* [SHORT EXERCISE]: Your answer should be a single number: the count of lines that include "integrated".

* [THE RECORDS]:
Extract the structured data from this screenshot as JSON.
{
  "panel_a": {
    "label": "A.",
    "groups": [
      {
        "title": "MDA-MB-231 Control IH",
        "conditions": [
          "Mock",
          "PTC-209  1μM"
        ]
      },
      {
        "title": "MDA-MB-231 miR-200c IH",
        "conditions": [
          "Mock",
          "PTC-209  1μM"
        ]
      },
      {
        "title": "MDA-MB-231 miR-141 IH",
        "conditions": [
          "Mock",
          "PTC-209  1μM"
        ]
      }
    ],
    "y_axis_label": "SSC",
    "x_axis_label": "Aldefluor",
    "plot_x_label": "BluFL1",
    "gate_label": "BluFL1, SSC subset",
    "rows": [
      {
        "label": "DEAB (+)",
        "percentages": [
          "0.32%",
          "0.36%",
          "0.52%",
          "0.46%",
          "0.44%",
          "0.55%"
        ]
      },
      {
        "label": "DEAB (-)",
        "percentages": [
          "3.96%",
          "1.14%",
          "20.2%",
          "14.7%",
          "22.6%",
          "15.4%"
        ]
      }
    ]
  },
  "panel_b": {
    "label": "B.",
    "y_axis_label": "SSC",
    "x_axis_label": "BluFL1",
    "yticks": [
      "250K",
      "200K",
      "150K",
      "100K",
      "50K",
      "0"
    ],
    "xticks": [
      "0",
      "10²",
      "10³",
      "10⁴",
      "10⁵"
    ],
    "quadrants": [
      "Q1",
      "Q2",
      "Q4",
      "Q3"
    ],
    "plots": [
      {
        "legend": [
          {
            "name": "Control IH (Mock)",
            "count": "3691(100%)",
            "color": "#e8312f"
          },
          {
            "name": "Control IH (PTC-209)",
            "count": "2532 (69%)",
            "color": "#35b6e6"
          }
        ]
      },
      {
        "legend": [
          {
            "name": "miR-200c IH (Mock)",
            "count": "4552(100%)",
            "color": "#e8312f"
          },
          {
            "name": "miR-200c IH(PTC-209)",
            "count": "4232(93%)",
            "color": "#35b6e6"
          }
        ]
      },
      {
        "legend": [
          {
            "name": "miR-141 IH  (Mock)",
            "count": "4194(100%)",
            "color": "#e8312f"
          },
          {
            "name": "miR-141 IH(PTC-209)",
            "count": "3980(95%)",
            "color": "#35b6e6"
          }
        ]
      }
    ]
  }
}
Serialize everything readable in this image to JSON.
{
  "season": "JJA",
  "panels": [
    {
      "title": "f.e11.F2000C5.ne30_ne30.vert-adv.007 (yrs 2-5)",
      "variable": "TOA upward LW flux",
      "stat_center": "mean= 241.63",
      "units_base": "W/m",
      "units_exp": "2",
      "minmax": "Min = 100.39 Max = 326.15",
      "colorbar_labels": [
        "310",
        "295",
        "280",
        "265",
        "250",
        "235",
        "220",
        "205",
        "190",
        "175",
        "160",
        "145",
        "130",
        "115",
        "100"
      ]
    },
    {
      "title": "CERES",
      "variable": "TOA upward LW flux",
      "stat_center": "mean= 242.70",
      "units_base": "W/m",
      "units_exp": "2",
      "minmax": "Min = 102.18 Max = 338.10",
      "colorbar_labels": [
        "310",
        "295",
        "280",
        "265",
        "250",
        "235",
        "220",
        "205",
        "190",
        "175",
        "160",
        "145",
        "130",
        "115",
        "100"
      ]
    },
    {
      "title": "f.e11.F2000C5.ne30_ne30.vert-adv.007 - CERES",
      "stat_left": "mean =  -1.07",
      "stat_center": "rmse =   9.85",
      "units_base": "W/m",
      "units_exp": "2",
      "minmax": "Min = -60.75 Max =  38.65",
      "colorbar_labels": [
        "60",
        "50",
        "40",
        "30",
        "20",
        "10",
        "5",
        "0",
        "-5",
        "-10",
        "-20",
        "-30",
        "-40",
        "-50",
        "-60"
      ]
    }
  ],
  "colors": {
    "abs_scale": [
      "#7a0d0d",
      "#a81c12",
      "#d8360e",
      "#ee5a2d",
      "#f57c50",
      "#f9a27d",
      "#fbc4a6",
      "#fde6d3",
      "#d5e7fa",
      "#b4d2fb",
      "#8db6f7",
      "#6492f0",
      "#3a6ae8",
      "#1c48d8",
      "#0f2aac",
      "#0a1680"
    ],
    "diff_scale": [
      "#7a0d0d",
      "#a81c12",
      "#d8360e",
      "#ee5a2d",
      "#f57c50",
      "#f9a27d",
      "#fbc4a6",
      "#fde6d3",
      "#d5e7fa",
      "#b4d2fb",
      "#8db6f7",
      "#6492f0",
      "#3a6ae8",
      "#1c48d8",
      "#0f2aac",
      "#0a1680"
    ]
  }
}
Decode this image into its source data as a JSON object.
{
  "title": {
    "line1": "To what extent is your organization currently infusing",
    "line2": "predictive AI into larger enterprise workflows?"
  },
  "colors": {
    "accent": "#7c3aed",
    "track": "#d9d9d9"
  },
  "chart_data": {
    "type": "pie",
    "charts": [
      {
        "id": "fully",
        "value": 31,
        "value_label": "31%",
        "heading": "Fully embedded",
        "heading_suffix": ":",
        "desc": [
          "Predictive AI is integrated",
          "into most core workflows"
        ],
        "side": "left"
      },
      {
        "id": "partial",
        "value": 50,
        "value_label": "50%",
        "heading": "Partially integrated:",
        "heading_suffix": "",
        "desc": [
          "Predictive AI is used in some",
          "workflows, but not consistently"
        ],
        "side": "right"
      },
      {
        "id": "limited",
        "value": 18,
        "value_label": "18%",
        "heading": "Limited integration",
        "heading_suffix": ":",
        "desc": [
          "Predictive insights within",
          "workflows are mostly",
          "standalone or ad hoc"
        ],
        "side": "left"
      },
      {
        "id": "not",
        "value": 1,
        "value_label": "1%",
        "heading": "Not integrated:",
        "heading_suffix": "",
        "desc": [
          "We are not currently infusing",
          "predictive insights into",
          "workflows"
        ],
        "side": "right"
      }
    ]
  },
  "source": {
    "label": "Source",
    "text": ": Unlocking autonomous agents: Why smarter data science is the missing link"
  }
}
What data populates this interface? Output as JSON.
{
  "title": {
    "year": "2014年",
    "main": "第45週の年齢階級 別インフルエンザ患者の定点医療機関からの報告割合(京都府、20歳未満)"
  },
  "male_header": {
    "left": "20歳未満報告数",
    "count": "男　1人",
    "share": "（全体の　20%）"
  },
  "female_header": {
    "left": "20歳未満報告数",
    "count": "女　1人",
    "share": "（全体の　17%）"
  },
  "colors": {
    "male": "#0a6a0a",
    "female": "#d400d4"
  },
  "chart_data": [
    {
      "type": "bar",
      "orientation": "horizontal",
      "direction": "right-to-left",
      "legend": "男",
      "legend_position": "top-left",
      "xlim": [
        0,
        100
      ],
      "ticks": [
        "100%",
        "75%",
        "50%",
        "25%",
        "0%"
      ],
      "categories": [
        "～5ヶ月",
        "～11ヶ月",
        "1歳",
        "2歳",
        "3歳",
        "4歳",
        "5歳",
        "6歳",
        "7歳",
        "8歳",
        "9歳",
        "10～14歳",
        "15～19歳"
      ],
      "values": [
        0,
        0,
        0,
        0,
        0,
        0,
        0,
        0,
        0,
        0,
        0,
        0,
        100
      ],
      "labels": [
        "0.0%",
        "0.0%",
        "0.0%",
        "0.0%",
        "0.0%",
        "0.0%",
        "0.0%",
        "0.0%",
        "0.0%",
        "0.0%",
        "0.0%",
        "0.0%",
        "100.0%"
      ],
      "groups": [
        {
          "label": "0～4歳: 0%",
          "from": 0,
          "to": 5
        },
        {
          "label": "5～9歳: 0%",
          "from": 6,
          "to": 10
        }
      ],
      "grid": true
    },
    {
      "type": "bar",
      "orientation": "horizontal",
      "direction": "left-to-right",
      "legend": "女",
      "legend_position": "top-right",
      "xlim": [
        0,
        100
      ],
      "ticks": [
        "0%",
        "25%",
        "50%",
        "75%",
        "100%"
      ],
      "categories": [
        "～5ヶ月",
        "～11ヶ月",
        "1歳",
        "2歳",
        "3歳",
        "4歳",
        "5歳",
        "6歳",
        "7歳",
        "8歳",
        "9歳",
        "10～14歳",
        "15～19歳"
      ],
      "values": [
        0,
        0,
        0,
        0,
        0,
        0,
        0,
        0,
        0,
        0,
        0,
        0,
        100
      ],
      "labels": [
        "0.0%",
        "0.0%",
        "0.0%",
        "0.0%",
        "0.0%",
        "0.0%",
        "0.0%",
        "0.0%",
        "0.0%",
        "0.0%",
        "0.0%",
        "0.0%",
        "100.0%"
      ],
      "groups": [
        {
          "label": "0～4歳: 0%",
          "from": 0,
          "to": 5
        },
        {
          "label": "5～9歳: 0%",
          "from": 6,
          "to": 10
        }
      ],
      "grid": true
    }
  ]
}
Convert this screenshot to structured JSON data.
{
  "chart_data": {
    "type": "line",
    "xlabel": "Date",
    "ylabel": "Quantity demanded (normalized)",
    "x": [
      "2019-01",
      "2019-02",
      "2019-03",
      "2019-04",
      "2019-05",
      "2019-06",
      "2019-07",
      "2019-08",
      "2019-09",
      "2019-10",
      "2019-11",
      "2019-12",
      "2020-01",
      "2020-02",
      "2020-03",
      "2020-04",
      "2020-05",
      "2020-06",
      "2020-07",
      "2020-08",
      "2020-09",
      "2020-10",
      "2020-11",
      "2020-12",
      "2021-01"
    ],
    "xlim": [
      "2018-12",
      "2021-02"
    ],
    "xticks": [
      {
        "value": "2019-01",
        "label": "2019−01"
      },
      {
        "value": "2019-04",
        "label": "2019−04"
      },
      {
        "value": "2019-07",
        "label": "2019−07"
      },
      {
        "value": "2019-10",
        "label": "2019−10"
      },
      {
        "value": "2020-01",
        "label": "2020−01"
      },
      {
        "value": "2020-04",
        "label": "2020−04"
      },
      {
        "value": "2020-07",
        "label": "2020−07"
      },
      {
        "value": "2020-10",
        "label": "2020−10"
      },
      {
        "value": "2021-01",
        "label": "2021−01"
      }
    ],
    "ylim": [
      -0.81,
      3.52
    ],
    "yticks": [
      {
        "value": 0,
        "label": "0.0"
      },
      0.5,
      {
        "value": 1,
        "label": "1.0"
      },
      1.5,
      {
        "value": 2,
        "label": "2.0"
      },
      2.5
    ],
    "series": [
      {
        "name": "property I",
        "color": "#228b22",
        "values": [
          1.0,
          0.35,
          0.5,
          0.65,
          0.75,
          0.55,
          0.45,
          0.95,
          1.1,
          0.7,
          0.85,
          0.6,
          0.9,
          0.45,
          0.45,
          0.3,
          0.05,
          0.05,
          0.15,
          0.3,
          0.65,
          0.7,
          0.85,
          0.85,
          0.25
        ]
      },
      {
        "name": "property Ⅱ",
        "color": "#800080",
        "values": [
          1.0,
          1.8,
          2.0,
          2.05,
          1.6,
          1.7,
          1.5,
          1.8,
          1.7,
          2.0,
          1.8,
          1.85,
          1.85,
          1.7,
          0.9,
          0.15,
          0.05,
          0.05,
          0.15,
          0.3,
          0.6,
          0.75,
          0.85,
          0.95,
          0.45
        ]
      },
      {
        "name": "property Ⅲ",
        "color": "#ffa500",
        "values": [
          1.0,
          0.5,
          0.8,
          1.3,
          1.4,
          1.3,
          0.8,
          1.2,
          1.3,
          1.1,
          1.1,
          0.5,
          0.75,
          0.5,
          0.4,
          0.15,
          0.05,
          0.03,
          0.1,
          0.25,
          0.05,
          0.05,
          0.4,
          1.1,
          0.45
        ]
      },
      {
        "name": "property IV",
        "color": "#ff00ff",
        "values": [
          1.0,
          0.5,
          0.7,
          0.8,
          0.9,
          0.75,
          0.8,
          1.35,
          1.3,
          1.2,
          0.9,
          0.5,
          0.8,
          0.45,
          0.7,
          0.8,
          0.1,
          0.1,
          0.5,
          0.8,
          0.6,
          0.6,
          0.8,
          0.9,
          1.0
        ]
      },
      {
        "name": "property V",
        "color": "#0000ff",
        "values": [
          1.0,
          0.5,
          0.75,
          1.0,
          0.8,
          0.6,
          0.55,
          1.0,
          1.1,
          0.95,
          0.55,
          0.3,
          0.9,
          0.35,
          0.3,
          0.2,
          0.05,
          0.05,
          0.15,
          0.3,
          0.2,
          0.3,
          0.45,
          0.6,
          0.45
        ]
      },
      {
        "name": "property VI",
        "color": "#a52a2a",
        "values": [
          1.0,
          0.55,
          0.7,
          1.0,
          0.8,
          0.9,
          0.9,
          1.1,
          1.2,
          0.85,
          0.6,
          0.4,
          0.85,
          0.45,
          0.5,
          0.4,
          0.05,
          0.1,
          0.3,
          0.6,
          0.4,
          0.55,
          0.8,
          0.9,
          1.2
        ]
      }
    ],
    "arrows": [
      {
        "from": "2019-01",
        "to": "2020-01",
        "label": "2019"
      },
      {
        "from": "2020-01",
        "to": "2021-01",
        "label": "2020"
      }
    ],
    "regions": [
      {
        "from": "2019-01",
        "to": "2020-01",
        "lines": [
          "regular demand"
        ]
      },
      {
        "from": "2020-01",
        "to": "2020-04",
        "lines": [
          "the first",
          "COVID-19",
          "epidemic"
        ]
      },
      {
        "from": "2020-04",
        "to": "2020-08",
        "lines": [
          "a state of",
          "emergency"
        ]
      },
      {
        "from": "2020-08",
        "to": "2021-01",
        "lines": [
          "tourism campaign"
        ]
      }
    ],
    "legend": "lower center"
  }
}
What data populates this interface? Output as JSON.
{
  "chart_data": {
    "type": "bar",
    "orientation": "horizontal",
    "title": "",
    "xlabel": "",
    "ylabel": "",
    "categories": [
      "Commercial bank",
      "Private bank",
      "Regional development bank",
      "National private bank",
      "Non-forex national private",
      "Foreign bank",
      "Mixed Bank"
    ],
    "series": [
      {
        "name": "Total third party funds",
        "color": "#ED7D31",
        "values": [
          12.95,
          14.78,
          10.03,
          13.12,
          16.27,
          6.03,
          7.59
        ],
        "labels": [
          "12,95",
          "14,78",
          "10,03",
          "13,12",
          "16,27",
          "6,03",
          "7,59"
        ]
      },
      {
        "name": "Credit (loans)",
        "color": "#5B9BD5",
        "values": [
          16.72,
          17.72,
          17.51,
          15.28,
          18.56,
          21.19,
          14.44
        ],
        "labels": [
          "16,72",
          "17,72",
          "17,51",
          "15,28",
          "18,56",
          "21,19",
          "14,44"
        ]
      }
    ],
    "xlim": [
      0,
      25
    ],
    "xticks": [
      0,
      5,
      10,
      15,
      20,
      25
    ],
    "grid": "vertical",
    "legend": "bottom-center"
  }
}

* [EXERCISE RESPONSE]: 3